▶ _DATA EXCERPTS_
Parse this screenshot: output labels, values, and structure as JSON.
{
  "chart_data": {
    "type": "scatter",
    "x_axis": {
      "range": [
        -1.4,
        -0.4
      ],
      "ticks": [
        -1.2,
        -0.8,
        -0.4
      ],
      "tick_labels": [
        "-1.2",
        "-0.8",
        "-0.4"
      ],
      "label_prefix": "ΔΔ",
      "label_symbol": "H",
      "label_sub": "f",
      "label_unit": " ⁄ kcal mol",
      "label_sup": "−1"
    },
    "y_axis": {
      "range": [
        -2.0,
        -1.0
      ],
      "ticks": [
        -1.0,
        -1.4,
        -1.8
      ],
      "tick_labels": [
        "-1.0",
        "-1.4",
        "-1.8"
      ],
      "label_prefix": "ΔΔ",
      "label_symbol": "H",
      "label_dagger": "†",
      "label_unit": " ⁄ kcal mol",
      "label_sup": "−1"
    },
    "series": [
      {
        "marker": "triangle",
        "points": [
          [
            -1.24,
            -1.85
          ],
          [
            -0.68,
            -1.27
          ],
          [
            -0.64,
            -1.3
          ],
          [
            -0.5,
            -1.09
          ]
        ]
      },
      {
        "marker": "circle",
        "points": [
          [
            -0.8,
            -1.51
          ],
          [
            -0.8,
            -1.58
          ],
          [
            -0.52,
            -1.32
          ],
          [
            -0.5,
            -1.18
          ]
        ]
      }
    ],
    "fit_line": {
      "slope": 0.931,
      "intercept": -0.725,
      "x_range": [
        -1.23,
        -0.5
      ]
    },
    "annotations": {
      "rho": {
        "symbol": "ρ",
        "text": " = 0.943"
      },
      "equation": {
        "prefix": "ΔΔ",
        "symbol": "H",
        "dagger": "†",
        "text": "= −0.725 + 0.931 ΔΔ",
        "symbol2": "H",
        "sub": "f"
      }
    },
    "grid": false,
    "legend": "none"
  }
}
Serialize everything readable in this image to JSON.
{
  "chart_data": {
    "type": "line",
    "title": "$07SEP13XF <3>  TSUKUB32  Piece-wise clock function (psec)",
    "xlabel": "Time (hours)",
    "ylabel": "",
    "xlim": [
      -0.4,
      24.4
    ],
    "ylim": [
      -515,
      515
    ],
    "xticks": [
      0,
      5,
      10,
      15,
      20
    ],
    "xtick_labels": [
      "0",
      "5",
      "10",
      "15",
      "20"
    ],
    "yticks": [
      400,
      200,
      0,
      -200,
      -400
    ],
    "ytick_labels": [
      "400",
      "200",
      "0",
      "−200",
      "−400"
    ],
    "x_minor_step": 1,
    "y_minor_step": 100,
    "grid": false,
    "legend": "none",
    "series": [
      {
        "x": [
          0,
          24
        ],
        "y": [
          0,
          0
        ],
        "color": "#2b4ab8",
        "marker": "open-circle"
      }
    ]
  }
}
---
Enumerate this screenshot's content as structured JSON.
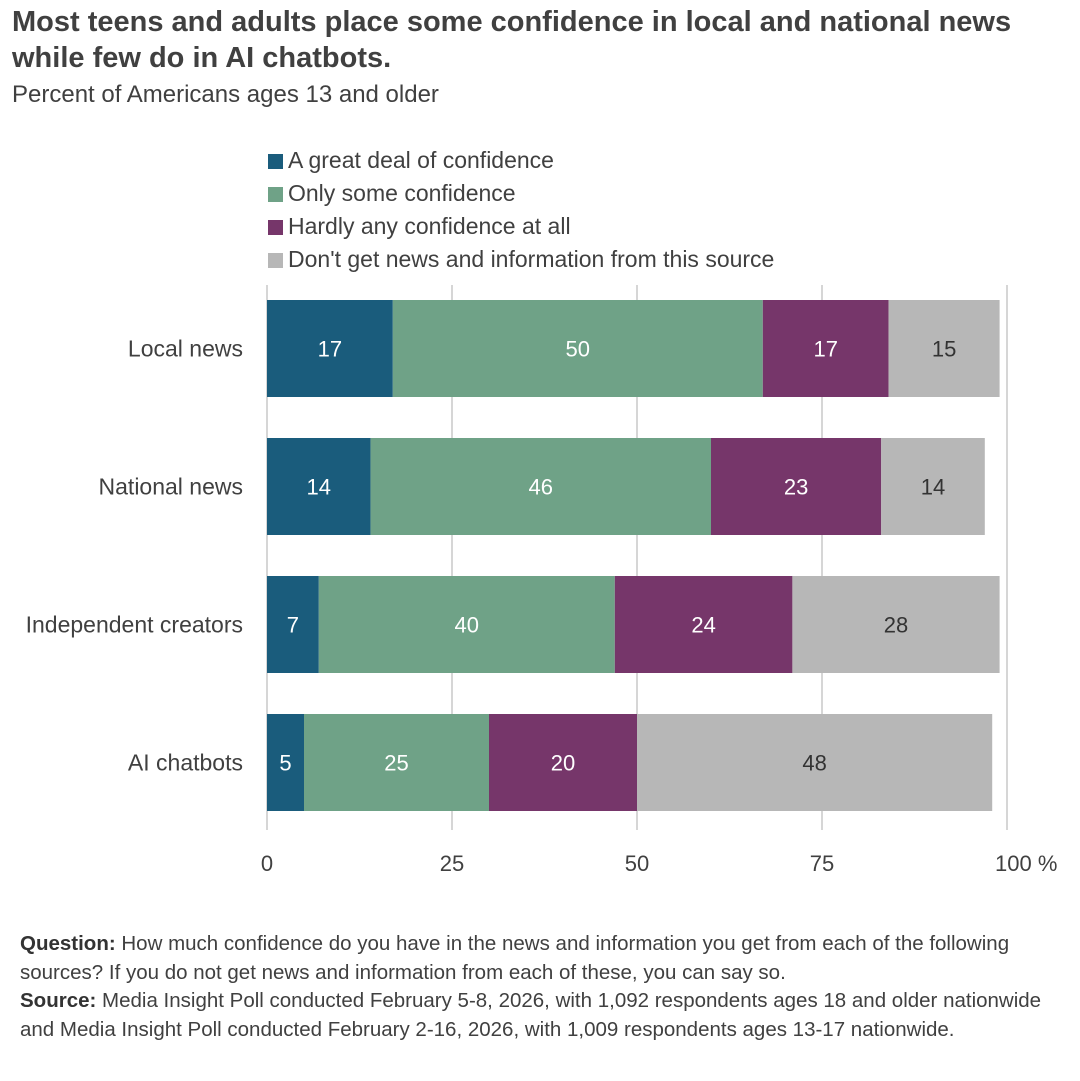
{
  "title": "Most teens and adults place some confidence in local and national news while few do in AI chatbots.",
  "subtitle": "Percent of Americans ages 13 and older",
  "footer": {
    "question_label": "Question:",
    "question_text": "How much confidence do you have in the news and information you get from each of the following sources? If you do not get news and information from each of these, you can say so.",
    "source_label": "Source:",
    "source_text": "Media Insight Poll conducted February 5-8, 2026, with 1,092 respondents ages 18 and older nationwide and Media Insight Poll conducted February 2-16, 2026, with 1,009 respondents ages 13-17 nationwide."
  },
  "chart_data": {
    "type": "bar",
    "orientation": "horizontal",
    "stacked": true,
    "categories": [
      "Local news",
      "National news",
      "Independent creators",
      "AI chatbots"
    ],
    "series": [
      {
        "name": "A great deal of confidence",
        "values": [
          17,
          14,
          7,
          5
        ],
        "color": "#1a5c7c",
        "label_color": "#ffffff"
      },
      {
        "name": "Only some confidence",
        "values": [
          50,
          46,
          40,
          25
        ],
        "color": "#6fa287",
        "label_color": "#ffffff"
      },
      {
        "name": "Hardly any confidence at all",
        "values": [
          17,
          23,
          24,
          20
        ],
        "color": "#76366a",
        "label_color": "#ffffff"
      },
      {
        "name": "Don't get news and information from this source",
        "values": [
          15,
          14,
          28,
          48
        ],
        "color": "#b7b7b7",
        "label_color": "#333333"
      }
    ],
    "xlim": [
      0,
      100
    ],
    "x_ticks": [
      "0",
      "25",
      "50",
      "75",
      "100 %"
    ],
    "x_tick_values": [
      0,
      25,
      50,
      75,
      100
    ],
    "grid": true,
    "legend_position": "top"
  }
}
==
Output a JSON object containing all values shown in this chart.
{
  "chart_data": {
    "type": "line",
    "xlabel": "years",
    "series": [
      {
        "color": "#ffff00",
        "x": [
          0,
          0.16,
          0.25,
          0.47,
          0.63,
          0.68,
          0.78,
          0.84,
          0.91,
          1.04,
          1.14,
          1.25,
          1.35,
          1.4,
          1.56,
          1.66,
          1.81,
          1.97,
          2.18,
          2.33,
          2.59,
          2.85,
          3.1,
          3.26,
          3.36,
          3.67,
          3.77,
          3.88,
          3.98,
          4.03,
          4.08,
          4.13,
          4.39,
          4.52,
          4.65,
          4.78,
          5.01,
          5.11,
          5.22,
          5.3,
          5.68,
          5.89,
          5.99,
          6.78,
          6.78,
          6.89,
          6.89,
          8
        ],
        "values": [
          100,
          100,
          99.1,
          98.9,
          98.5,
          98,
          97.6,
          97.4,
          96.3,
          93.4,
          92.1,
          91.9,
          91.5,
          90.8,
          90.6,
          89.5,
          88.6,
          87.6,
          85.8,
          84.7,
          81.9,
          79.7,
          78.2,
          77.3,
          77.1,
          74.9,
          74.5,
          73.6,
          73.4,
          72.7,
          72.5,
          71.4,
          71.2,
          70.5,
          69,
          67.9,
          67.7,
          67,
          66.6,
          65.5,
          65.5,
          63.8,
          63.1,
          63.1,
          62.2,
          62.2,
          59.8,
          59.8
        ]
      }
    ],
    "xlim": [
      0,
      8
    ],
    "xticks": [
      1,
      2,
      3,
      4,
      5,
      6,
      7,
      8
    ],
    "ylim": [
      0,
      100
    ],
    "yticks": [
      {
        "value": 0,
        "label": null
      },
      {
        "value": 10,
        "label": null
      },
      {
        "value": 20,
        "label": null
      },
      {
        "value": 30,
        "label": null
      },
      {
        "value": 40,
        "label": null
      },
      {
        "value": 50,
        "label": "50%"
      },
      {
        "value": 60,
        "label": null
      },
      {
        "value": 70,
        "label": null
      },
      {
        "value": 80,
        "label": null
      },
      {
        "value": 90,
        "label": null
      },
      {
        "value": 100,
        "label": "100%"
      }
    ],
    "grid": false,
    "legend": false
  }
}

▶ _EXERCISE DESCRIPTION_
Of all the lines in the listing above, how many contain the word "chatbots"? Answer with the number alone.

▶ _ANSWER TO THIS TASK_
2